== JOB ==
Reproduce the listing below in its entirety. Change nothing.

------------------------

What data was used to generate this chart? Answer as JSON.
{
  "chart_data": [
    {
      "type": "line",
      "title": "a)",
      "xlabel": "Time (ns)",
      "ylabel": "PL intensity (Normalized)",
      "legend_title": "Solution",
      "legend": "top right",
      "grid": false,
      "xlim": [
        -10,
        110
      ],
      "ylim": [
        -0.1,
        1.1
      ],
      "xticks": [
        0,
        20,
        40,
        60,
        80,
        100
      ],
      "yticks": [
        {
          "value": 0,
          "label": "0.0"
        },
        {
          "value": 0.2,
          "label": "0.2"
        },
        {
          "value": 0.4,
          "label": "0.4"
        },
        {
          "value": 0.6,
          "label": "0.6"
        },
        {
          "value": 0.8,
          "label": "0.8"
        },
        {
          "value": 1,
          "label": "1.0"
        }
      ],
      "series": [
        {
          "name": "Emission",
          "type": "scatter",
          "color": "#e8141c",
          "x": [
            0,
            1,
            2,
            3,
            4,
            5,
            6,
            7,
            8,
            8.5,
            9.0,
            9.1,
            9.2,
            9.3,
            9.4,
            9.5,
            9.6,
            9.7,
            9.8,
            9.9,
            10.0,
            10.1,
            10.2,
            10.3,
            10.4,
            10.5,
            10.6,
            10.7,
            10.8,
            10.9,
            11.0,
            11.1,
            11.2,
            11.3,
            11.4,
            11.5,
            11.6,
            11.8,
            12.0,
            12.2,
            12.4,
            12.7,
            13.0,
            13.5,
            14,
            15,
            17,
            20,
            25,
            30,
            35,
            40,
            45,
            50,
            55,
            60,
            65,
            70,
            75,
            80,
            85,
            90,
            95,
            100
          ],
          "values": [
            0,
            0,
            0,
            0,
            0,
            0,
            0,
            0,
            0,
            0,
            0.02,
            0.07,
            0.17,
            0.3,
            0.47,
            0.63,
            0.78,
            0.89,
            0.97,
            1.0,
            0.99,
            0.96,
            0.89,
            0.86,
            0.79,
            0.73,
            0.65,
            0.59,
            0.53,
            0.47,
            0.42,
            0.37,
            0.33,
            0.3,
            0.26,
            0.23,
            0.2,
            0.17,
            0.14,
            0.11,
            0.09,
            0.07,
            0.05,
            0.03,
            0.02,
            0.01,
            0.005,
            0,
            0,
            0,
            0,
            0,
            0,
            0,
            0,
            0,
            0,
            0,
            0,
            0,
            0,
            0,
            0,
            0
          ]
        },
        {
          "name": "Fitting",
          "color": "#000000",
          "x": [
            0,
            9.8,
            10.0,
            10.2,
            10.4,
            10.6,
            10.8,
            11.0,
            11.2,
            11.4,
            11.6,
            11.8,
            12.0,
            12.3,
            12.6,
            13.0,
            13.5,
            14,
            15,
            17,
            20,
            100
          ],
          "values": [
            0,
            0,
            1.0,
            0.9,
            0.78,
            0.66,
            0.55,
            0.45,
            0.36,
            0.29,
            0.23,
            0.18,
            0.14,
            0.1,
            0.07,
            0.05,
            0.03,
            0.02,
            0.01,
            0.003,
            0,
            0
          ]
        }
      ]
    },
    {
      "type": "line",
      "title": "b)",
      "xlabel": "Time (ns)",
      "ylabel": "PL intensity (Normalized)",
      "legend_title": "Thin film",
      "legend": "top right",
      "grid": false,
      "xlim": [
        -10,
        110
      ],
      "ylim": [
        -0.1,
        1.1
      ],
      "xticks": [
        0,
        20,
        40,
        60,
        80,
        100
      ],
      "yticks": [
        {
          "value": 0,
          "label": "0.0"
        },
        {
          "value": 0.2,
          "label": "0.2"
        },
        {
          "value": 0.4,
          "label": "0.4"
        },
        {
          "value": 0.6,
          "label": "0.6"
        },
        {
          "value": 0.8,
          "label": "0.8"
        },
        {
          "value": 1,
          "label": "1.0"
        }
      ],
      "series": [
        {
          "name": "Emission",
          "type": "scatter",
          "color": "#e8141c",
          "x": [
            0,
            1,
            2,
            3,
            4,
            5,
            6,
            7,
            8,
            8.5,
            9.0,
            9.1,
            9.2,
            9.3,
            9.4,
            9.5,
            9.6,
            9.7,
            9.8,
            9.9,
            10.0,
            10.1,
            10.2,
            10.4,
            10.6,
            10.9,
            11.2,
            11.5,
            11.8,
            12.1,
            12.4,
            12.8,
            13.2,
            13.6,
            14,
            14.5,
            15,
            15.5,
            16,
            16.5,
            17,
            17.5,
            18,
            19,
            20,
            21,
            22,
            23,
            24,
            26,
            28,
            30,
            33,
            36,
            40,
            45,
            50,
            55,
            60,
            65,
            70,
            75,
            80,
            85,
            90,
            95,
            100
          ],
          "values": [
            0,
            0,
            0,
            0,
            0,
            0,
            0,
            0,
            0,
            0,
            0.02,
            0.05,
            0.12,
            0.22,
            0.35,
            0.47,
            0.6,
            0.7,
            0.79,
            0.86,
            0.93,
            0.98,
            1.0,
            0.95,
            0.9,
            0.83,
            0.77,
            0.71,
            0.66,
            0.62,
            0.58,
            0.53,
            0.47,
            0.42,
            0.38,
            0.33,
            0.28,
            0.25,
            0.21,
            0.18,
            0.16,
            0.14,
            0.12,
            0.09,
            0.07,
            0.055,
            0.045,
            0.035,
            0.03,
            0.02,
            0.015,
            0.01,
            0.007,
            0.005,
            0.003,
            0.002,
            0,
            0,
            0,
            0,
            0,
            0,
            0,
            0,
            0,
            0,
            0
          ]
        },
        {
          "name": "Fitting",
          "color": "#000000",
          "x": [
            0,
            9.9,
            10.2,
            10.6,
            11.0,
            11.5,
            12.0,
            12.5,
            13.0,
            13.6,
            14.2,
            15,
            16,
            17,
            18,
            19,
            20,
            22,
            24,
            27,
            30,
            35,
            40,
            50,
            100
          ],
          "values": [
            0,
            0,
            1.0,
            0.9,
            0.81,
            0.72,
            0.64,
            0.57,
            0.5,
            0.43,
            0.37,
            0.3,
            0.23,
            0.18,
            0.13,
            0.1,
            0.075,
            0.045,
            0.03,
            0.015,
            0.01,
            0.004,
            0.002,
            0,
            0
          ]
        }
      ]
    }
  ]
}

------------------------

== THE RESULT ==
What data was used to generate this chart? Answer as JSON.
{
  "chart_data": [
    {
      "type": "line",
      "title": "a)",
      "xlabel": "Time (ns)",
      "ylabel": "PL intensity (Normalized)",
      "legend_title": "Solution",
      "legend": "top right",
      "grid": false,
      "xlim": [
        -10,
        110
      ],
      "ylim": [
        -0.1,
        1.1
      ],
      "xticks": [
        0,
        20,
        40,
        60,
        80,
        100
      ],
      "yticks": [
        {
          "value": 0,
          "label": "0.0"
        },
        {
          "value": 0.2,
          "label": "0.2"
        },
        {
          "value": 0.4,
          "label": "0.4"
        },
        {
          "value": 0.6,
          "label": "0.6"
        },
        {
          "value": 0.8,
          "label": "0.8"
        },
        {
          "value": 1,
          "label": "1.0"
        }
      ],
      "series": [
        {
          "name": "Emission",
          "type": "scatter",
          "color": "#e8141c",
          "x": [
            0,
            1,
            2,
            3,
            4,
            5,
            6,
            7,
            8,
            8.5,
            9.0,
            9.1,
            9.2,
            9.3,
            9.4,
            9.5,
            9.6,
            9.7,
            9.8,
            9.9,
            10.0,
            10.1,
            10.2,
            10.3,
            10.4,
            10.5,
            10.6,
            10.7,
            10.8,
            10.9,
            11.0,
            11.1,
            11.2,
            11.3,
            11.4,
            11.5,
            11.6,
            11.8,
            12.0,
            12.2,
            12.4,
            12.7,
            13.0,
            13.5,
            14,
            15,
            17,
            20,
            25,
            30,
            35,
            40,
            45,
            50,
            55,
            60,
            65,
            70,
            75,
            80,
            85,
            90,
            95,
            100
          ],
          "values": [
            0,
            0,
            0,
            0,
            0,
            0,
            0,
            0,
            0,
            0,
            0.02,
            0.07,
            0.17,
            0.3,
            0.47,
            0.63,
            0.78,
            0.89,
            0.97,
            1.0,
            0.99,
            0.96,
            0.89,
            0.86,
            0.79,
            0.73,
            0.65,
            0.59,
            0.53,
            0.47,
            0.42,
            0.37,
            0.33,
            0.3,
            0.26,
            0.23,
            0.2,
            0.17,
            0.14,
            0.11,
            0.09,
            0.07,
            0.05,
            0.03,
            0.02,
            0.01,
            0.005,
            0,
            0,
            0,
            0,
            0,
            0,
            0,
            0,
            0,
            0,
            0,
            0,
            0,
            0,
            0,
            0,
            0
          ]
        },
        {
          "name": "Fitting",
          "color": "#000000",
          "x": [
            0,
            9.8,
            10.0,
            10.2,
            10.4,
            10.6,
            10.8,
            11.0,
            11.2,
            11.4,
            11.6,
            11.8,
            12.0,
            12.3,
            12.6,
            13.0,
            13.5,
            14,
            15,
            17,
            20,
            100
          ],
          "values": [
            0,
            0,
            1.0,
            0.9,
            0.78,
            0.66,
            0.55,
            0.45,
            0.36,
            0.29,
            0.23,
            0.18,
            0.14,
            0.1,
            0.07,
            0.05,
            0.03,
            0.02,
            0.01,
            0.003,
            0,
            0
          ]
        }
      ]
    },
    {
      "type": "line",
      "title": "b)",
      "xlabel": "Time (ns)",
      "ylabel": "PL intensity (Normalized)",
      "legend_title": "Thin film",
      "legend": "top right",
      "grid": false,
      "xlim": [
        -10,
        110
      ],
      "ylim": [
        -0.1,
        1.1
      ],
      "xticks": [
        0,
        20,
        40,
        60,
        80,
        100
      ],
      "yticks": [
        {
          "value": 0,
          "label": "0.0"
        },
        {
          "value": 0.2,
          "label": "0.2"
        },
        {
          "value": 0.4,
          "label": "0.4"
        },
        {
          "value": 0.6,
          "label": "0.6"
        },
        {
          "value": 0.8,
          "label": "0.8"
        },
        {
          "value": 1,
          "label": "1.0"
        }
      ],
      "series": [
        {
          "name": "Emission",
          "type": "scatter",
          "color": "#e8141c",
          "x": [
            0,
            1,
            2,
            3,
            4,
            5,
            6,
            7,
            8,
            8.5,
            9.0,
            9.1,
            9.2,
            9.3,
            9.4,
            9.5,
            9.6,
            9.7,
            9.8,
            9.9,
            10.0,
            10.1,
            10.2,
            10.4,
            10.6,
            10.9,
            11.2,
            11.5,
            11.8,
            12.1,
            12.4,
            12.8,
            13.2,
            13.6,
            14,
            14.5,
            15,
            15.5,
            16,
            16.5,
            17,
            17.5,
            18,
            19,
            20,
            21,
            22,
            23,
            24,
            26,
            28,
            30,
            33,
            36,
            40,
            45,
            50,
            55,
            60,
            65,
            70,
            75,
            80,
            85,
            90,
            95,
            100
          ],
          "values": [
            0,
            0,
            0,
            0,
            0,
            0,
            0,
            0,
            0,
            0,
            0.02,
            0.05,
            0.12,
            0.22,
            0.35,
            0.47,
            0.6,
            0.7,
            0.79,
            0.86,
            0.93,
            0.98,
            1.0,
            0.95,
            0.9,
            0.83,
            0.77,
            0.71,
            0.66,
            0.62,
            0.58,
            0.53,
            0.47,
            0.42,
            0.38,
            0.33,
            0.28,
            0.25,
            0.21,
            0.18,
            0.16,
            0.14,
            0.12,
            0.09,
            0.07,
            0.055,
            0.045,
            0.035,
            0.03,
            0.02,
            0.015,
            0.01,
            0.007,
            0.005,
            0.003,
            0.002,
            0,
            0,
            0,
            0,
            0,
            0,
            0,
            0,
            0,
            0,
            0
          ]
        },
        {
          "name": "Fitting",
          "color": "#000000",
          "x": [
            0,
            9.9,
            10.2,
            10.6,
            11.0,
            11.5,
            12.0,
            12.5,
            13.0,
            13.6,
            14.2,
            15,
            16,
            17,
            18,
            19,
            20,
            22,
            24,
            27,
            30,
            35,
            40,
            50,
            100
          ],
          "values": [
            0,
            0,
            1.0,
            0.9,
            0.81,
            0.72,
            0.64,
            0.57,
            0.5,
            0.43,
            0.37,
            0.3,
            0.23,
            0.18,
            0.13,
            0.1,
            0.075,
            0.045,
            0.03,
            0.015,
            0.01,
            0.004,
            0.002,
            0,
            0
          ]
        }
      ]
    }
  ]
}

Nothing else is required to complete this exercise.